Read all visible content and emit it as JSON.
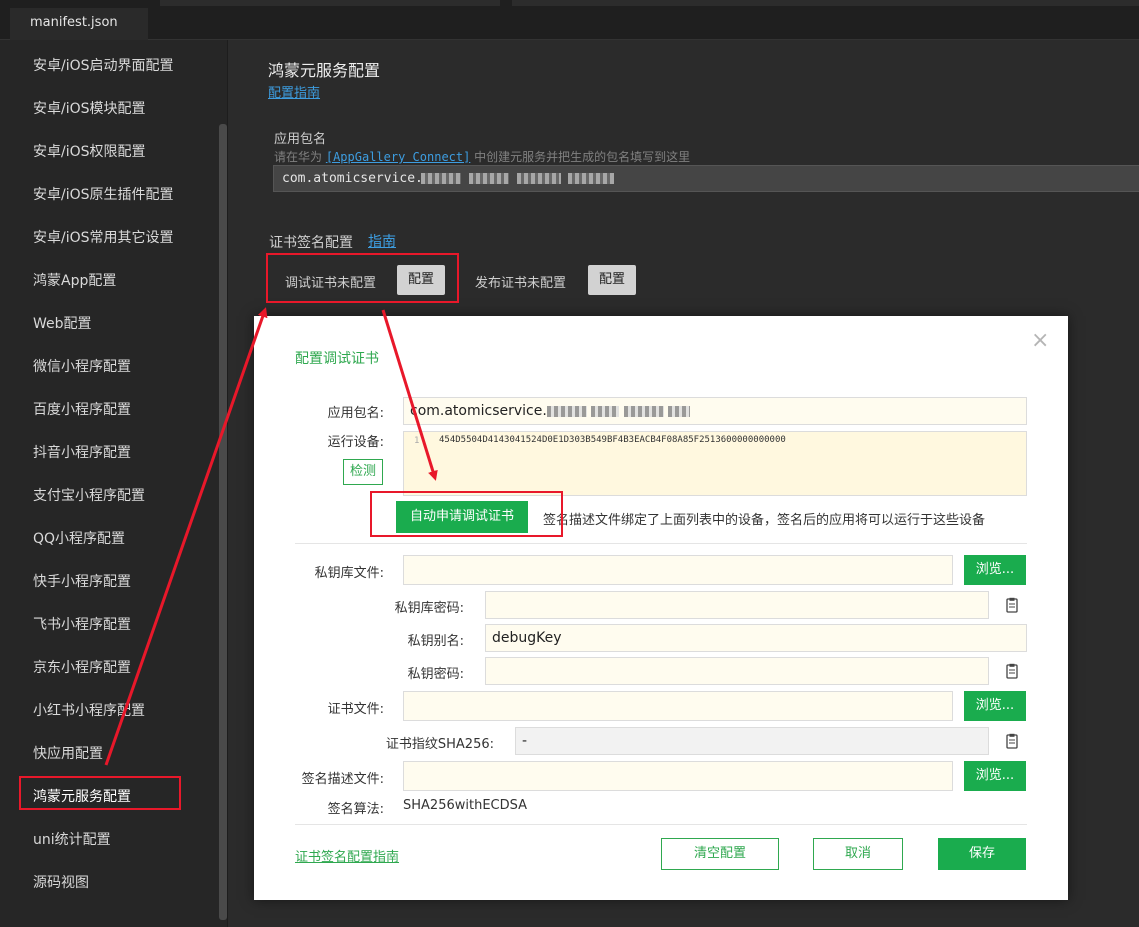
{
  "tab": {
    "label": "manifest.json"
  },
  "sidebar": {
    "items": [
      "安卓/iOS启动界面配置",
      "安卓/iOS模块配置",
      "安卓/iOS权限配置",
      "安卓/iOS原生插件配置",
      "安卓/iOS常用其它设置",
      "鸿蒙App配置",
      "Web配置",
      "微信小程序配置",
      "百度小程序配置",
      "抖音小程序配置",
      "支付宝小程序配置",
      "QQ小程序配置",
      "快手小程序配置",
      "飞书小程序配置",
      "京东小程序配置",
      "小红书小程序配置",
      "快应用配置",
      "鸿蒙元服务配置",
      "uni统计配置",
      "源码视图"
    ]
  },
  "main": {
    "title": "鸿蒙元服务配置",
    "guide_link": "配置指南",
    "package": {
      "label": "应用包名",
      "hint_prefix": "请在华为",
      "hint_link": "[AppGallery Connect]",
      "hint_suffix": "中创建元服务并把生成的包名填写到这里",
      "value": "com.atomicservice."
    },
    "cert": {
      "label": "证书签名配置",
      "guide": "指南",
      "debug_status": "调试证书未配置",
      "debug_button": "配置",
      "release_status": "发布证书未配置",
      "release_button": "配置"
    }
  },
  "dialog": {
    "title": "配置调试证书",
    "close": "×",
    "package_label": "应用包名:",
    "package_value": "com.atomicservice.",
    "device_label": "运行设备:",
    "device_line_no": "1",
    "device_id": "454D5504D4143041524D0E1D303B549BF4B3EACB4F08A85F2513600000000000",
    "detect_button": "检测",
    "auto_button": "自动申请调试证书",
    "auto_note": "签名描述文件绑定了上面列表中的设备，签名后的应用将可以运行于这些设备",
    "keystore_label": "私钥库文件:",
    "keystore_pwd_label": "私钥库密码:",
    "key_alias_label": "私钥别名:",
    "key_alias_value": "debugKey",
    "key_pwd_label": "私钥密码:",
    "cert_file_label": "证书文件:",
    "fingerprint_label": "证书指纹SHA256:",
    "fingerprint_value": "-",
    "profile_label": "签名描述文件:",
    "algo_label": "签名算法:",
    "algo_value": "SHA256withECDSA",
    "browse": "浏览...",
    "footer_link": "证书签名配置指南",
    "clear_button": "清空配置",
    "cancel_button": "取消",
    "save_button": "保存"
  },
  "colors": {
    "accent_green": "#1aac4e",
    "annotation_red": "#e8182a",
    "link_blue": "#3d9de0"
  }
}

> What to produce
Quote the records in their entirety, keeping the wording exact and excluding pictures.

> The reply
Read all visible content and emit it as JSON.
{
  "tab": {
    "label": "manifest.json"
  },
  "sidebar": {
    "items": [
      "安卓/iOS启动界面配置",
      "安卓/iOS模块配置",
      "安卓/iOS权限配置",
      "安卓/iOS原生插件配置",
      "安卓/iOS常用其它设置",
      "鸿蒙App配置",
      "Web配置",
      "微信小程序配置",
      "百度小程序配置",
      "抖音小程序配置",
      "支付宝小程序配置",
      "QQ小程序配置",
      "快手小程序配置",
      "飞书小程序配置",
      "京东小程序配置",
      "小红书小程序配置",
      "快应用配置",
      "鸿蒙元服务配置",
      "uni统计配置",
      "源码视图"
    ]
  },
  "main": {
    "title": "鸿蒙元服务配置",
    "guide_link": "配置指南",
    "package": {
      "label": "应用包名",
      "hint_prefix": "请在华为",
      "hint_link": "[AppGallery Connect]",
      "hint_suffix": "中创建元服务并把生成的包名填写到这里",
      "value": "com.atomicservice."
    },
    "cert": {
      "label": "证书签名配置",
      "guide": "指南",
      "debug_status": "调试证书未配置",
      "debug_button": "配置",
      "release_status": "发布证书未配置",
      "release_button": "配置"
    }
  },
  "dialog": {
    "title": "配置调试证书",
    "close": "×",
    "package_label": "应用包名:",
    "package_value": "com.atomicservice.",
    "device_label": "运行设备:",
    "device_line_no": "1",
    "device_id": "454D5504D4143041524D0E1D303B549BF4B3EACB4F08A85F2513600000000000",
    "detect_button": "检测",
    "auto_button": "自动申请调试证书",
    "auto_note": "签名描述文件绑定了上面列表中的设备，签名后的应用将可以运行于这些设备",
    "keystore_label": "私钥库文件:",
    "keystore_pwd_label": "私钥库密码:",
    "key_alias_label": "私钥别名:",
    "key_alias_value": "debugKey",
    "key_pwd_label": "私钥密码:",
    "cert_file_label": "证书文件:",
    "fingerprint_label": "证书指纹SHA256:",
    "fingerprint_value": "-",
    "profile_label": "签名描述文件:",
    "algo_label": "签名算法:",
    "algo_value": "SHA256withECDSA",
    "browse": "浏览...",
    "footer_link": "证书签名配置指南",
    "clear_button": "清空配置",
    "cancel_button": "取消",
    "save_button": "保存"
  },
  "colors": {
    "accent_green": "#1aac4e",
    "annotation_red": "#e8182a",
    "link_blue": "#3d9de0"
  }
}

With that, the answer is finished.